What needs to be done ▸ Quote the whole listing verbatim.

Supplied material ▸
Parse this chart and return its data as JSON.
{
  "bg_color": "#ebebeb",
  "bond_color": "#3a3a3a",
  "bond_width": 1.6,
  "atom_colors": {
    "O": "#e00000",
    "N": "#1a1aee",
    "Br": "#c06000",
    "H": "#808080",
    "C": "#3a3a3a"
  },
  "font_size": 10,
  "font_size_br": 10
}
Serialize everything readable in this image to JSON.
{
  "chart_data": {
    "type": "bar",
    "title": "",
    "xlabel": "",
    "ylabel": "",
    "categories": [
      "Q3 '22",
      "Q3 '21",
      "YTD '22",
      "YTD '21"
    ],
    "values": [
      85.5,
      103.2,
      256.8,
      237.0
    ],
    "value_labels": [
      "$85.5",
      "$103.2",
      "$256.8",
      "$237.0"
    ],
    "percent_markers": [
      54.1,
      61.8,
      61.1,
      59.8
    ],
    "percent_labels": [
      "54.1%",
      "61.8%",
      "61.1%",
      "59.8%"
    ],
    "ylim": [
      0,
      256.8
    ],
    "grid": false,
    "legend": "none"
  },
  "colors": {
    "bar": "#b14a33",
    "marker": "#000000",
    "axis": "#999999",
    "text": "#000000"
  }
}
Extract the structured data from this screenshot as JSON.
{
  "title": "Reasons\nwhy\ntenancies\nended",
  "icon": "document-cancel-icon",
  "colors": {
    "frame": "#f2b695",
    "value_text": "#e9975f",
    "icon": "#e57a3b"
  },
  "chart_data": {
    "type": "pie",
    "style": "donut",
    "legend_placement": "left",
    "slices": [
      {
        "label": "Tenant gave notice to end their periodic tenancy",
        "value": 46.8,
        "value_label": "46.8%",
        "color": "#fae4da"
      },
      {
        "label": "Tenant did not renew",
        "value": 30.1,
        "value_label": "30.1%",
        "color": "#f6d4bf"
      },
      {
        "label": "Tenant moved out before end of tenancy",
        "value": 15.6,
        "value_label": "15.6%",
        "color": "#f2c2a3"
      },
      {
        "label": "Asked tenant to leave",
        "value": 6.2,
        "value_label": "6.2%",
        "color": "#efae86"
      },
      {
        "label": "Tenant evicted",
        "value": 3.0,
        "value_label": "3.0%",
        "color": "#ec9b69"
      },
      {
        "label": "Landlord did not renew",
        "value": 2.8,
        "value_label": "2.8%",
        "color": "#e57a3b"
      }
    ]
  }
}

Answer to this exercise ▸
Parse this chart and return its data as JSON.
{
  "bg_color": "#ebebeb",
  "bond_color": "#3a3a3a",
  "bond_width": 1.6,
  "atom_colors": {
    "O": "#e00000",
    "N": "#1a1aee",
    "Br": "#c06000",
    "H": "#808080",
    "C": "#3a3a3a"
  },
  "font_size": 10,
  "font_size_br": 10
}
Serialize everything readable in this image to JSON.
{
  "chart_data": {
    "type": "bar",
    "title": "",
    "xlabel": "",
    "ylabel": "",
    "categories": [
      "Q3 '22",
      "Q3 '21",
      "YTD '22",
      "YTD '21"
    ],
    "values": [
      85.5,
      103.2,
      256.8,
      237.0
    ],
    "value_labels": [
      "$85.5",
      "$103.2",
      "$256.8",
      "$237.0"
    ],
    "percent_markers": [
      54.1,
      61.8,
      61.1,
      59.8
    ],
    "percent_labels": [
      "54.1%",
      "61.8%",
      "61.1%",
      "59.8%"
    ],
    "ylim": [
      0,
      256.8
    ],
    "grid": false,
    "legend": "none"
  },
  "colors": {
    "bar": "#b14a33",
    "marker": "#000000",
    "axis": "#999999",
    "text": "#000000"
  }
}
Extract the structured data from this screenshot as JSON.
{
  "title": "Reasons\nwhy\ntenancies\nended",
  "icon": "document-cancel-icon",
  "colors": {
    "frame": "#f2b695",
    "value_text": "#e9975f",
    "icon": "#e57a3b"
  },
  "chart_data": {
    "type": "pie",
    "style": "donut",
    "legend_placement": "left",
    "slices": [
      {
        "label": "Tenant gave notice to end their periodic tenancy",
        "value": 46.8,
        "value_label": "46.8%",
        "color": "#fae4da"
      },
      {
        "label": "Tenant did not renew",
        "value": 30.1,
        "value_label": "30.1%",
        "color": "#f6d4bf"
      },
      {
        "label": "Tenant moved out before end of tenancy",
        "value": 15.6,
        "value_label": "15.6%",
        "color": "#f2c2a3"
      },
      {
        "label": "Asked tenant to leave",
        "value": 6.2,
        "value_label": "6.2%",
        "color": "#efae86"
      },
      {
        "label": "Tenant evicted",
        "value": 3.0,
        "value_label": "3.0%",
        "color": "#ec9b69"
      },
      {
        "label": "Landlord did not renew",
        "value": 2.8,
        "value_label": "2.8%",
        "color": "#e57a3b"
      }
    ]
  }
}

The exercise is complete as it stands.